____ EXERCISE INPUTS
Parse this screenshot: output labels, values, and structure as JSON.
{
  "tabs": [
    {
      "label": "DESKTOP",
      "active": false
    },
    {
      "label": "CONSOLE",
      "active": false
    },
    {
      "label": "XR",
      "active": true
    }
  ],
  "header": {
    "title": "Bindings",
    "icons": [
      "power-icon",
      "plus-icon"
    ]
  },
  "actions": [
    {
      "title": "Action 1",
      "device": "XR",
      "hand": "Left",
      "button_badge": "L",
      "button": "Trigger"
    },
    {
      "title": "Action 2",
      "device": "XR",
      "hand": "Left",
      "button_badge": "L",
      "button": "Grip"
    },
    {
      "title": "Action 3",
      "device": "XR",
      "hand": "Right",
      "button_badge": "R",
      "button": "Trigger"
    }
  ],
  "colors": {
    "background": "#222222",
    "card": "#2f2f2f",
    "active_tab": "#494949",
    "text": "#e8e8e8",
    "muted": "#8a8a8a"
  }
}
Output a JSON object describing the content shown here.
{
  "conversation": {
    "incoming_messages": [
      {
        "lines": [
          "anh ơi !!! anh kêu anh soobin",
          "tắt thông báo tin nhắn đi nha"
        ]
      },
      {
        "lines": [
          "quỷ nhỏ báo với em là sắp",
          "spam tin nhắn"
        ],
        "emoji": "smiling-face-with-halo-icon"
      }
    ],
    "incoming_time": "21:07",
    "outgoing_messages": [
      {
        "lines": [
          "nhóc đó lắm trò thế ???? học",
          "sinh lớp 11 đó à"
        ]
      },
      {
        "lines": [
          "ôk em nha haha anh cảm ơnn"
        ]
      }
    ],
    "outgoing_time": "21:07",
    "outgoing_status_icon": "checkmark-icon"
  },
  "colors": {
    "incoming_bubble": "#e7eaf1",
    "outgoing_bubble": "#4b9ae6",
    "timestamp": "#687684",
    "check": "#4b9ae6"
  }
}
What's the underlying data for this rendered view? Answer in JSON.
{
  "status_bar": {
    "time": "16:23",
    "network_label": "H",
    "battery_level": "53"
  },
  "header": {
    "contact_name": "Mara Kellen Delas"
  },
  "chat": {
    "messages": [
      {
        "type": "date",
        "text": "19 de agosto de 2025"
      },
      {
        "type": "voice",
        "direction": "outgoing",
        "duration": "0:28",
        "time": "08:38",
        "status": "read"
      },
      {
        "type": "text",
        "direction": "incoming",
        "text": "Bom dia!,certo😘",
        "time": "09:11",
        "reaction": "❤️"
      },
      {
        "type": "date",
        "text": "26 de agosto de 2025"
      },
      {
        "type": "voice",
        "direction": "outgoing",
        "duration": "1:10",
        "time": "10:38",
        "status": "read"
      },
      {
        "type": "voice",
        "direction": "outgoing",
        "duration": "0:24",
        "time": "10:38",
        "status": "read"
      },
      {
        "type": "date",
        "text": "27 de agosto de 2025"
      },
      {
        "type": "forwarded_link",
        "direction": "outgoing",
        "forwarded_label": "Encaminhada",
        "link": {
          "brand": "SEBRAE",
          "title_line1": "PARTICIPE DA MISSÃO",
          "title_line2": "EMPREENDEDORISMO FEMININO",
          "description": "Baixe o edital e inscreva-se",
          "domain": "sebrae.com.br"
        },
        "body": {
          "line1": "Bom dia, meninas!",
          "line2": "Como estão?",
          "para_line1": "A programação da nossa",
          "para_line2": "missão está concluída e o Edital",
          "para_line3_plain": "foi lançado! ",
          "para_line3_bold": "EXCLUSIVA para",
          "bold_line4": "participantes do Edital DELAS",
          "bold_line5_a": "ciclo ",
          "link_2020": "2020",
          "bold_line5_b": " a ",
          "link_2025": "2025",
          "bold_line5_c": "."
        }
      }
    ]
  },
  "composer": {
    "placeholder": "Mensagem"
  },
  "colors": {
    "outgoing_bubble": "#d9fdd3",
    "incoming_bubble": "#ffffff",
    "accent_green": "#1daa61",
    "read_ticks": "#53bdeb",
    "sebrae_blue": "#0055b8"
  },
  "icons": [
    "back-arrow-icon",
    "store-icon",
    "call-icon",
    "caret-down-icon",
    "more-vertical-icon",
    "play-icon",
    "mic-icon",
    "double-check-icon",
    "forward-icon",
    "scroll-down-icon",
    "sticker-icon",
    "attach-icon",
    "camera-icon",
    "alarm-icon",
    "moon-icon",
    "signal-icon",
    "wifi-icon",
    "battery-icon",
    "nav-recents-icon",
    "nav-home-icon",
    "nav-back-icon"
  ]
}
________
____ EXERCISE INPUTS
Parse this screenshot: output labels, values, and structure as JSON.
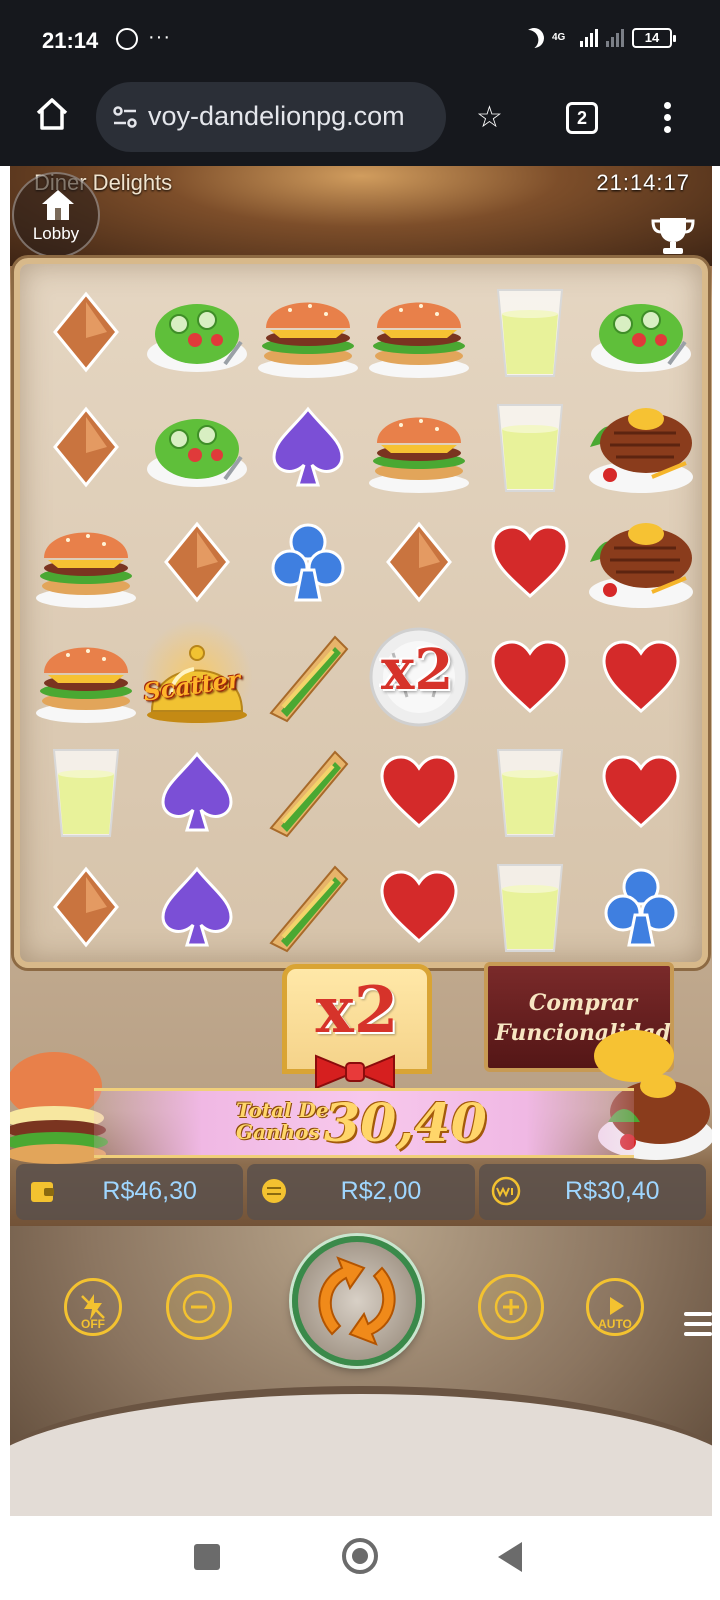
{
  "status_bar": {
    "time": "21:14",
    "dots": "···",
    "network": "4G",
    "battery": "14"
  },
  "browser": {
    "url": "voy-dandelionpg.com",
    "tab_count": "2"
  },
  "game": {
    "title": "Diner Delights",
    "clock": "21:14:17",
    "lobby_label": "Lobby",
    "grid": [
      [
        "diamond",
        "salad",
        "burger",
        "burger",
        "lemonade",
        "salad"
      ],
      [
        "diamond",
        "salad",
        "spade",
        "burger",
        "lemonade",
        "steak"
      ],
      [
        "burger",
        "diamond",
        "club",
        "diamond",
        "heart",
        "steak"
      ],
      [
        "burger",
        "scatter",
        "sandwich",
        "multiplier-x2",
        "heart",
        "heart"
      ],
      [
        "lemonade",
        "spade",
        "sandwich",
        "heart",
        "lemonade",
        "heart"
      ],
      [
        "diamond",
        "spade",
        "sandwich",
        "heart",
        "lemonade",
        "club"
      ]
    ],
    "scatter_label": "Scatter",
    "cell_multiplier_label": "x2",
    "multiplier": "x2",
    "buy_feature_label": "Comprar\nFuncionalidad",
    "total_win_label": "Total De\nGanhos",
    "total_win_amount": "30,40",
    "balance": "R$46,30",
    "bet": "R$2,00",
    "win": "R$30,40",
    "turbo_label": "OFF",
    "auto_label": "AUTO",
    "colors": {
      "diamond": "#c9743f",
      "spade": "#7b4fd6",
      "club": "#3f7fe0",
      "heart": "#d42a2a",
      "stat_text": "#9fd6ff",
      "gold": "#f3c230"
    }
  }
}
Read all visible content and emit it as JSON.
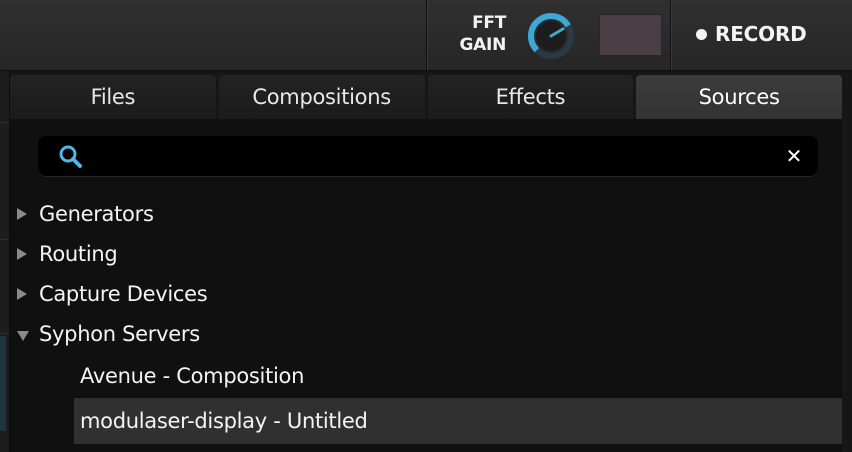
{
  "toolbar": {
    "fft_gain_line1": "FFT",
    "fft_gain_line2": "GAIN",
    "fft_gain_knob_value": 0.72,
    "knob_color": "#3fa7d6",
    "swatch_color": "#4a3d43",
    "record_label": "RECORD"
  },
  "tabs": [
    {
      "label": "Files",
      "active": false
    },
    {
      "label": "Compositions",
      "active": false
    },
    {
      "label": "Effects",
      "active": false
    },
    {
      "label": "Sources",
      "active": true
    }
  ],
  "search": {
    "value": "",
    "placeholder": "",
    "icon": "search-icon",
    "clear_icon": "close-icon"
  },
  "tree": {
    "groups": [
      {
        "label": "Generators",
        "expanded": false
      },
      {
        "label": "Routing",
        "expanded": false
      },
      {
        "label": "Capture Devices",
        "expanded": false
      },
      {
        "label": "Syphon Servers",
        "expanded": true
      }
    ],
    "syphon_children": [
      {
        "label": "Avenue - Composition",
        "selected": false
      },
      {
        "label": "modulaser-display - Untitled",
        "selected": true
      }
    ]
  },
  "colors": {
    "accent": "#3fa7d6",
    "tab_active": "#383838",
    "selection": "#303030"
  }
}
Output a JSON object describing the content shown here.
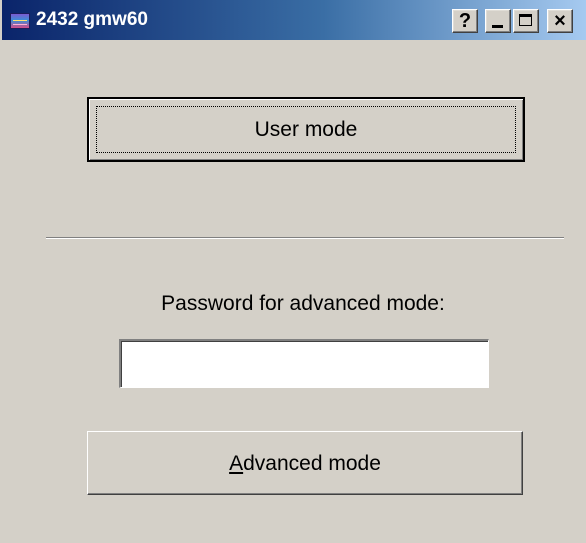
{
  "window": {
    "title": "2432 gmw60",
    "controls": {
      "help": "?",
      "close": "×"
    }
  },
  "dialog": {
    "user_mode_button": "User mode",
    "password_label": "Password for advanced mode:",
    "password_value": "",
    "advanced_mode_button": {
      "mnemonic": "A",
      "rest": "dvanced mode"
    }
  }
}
________
**WORK TO BE COMPLETED:**
Copy down every line of the material above that includes the string "duration".

**FINISHED TASK:**
        "duration": "0:28",
        "duration": "1:10",
        "duration": "0:24",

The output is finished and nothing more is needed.